◆ WRITTEN INSTRUCTION
Pull out every line containing the string "تهران".

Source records
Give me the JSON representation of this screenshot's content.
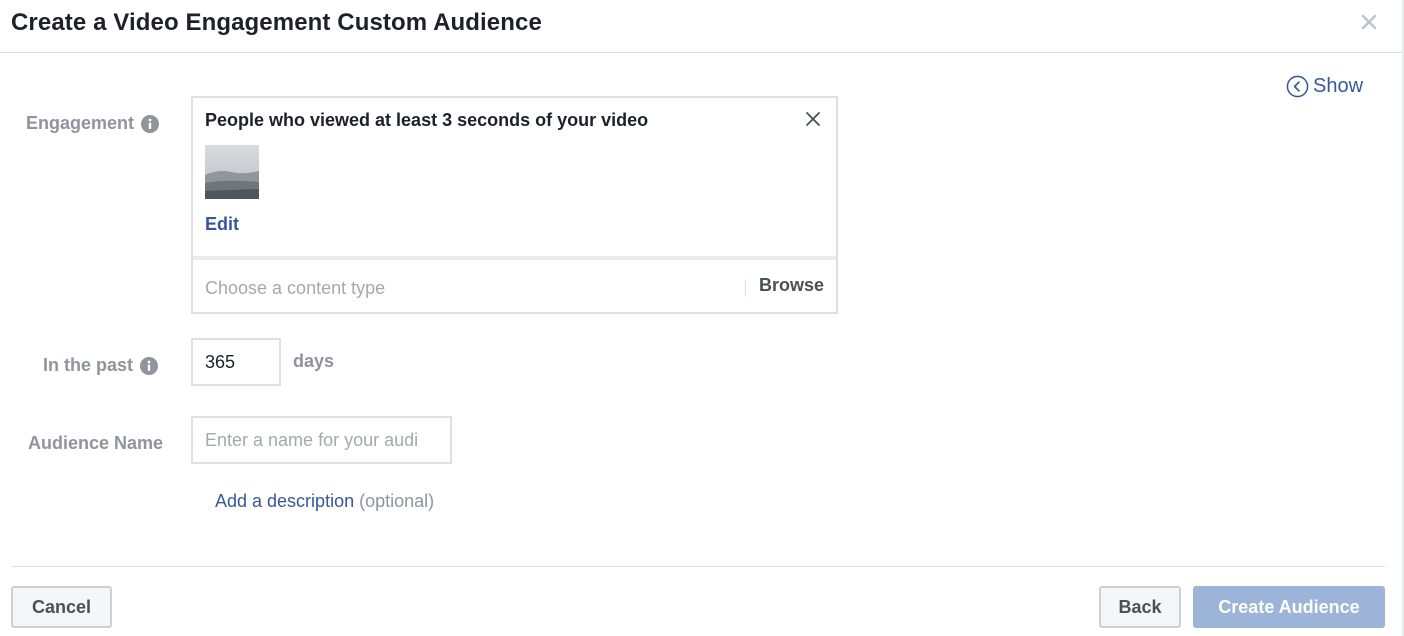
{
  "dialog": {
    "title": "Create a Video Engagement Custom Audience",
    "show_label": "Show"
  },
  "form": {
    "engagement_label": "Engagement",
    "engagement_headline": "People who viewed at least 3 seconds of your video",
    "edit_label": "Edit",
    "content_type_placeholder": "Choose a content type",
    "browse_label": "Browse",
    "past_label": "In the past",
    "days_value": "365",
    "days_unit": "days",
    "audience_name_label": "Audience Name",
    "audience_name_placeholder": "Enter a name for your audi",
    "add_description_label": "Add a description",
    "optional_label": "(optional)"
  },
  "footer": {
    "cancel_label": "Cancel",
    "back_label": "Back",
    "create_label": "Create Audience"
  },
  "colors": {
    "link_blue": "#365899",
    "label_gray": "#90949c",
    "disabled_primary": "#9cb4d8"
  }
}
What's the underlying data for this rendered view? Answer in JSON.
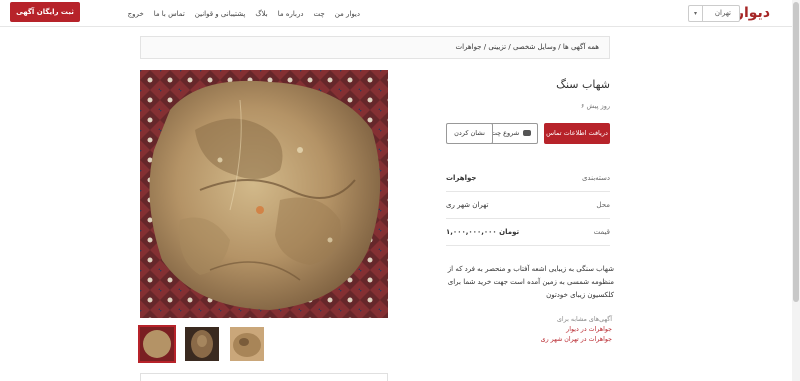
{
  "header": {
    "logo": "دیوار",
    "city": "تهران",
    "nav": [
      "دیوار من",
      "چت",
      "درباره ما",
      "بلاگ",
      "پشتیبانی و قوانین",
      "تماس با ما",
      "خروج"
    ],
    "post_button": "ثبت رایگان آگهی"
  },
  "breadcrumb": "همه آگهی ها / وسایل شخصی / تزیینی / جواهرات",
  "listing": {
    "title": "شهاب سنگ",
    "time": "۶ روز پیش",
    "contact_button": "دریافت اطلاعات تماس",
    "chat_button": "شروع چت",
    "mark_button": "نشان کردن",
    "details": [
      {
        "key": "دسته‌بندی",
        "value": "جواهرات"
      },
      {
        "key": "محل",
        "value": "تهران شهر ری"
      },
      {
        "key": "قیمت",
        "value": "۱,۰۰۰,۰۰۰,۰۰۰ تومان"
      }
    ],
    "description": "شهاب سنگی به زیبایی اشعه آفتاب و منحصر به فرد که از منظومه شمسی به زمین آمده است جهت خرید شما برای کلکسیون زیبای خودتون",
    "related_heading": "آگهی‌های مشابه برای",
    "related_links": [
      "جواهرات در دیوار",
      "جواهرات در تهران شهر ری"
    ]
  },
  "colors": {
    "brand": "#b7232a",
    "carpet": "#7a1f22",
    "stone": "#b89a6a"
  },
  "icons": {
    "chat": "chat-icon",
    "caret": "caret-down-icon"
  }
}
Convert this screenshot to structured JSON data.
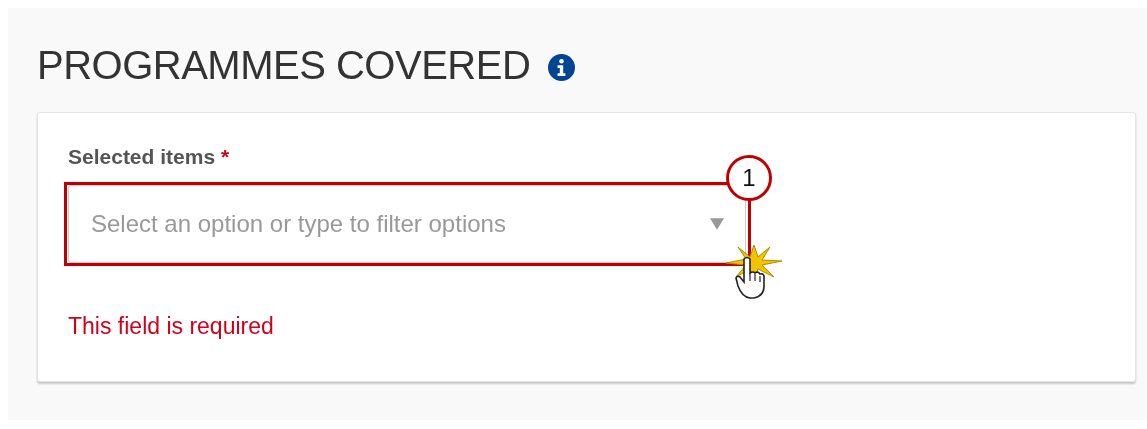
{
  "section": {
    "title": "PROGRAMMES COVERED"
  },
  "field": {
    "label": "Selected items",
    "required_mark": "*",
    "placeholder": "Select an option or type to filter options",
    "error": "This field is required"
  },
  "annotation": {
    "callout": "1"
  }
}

◆ SOLVED PROBLEM
    "city": "تهران",
        "value": "تهران شهر ری"
      "جواهرات در تهران شهر ری"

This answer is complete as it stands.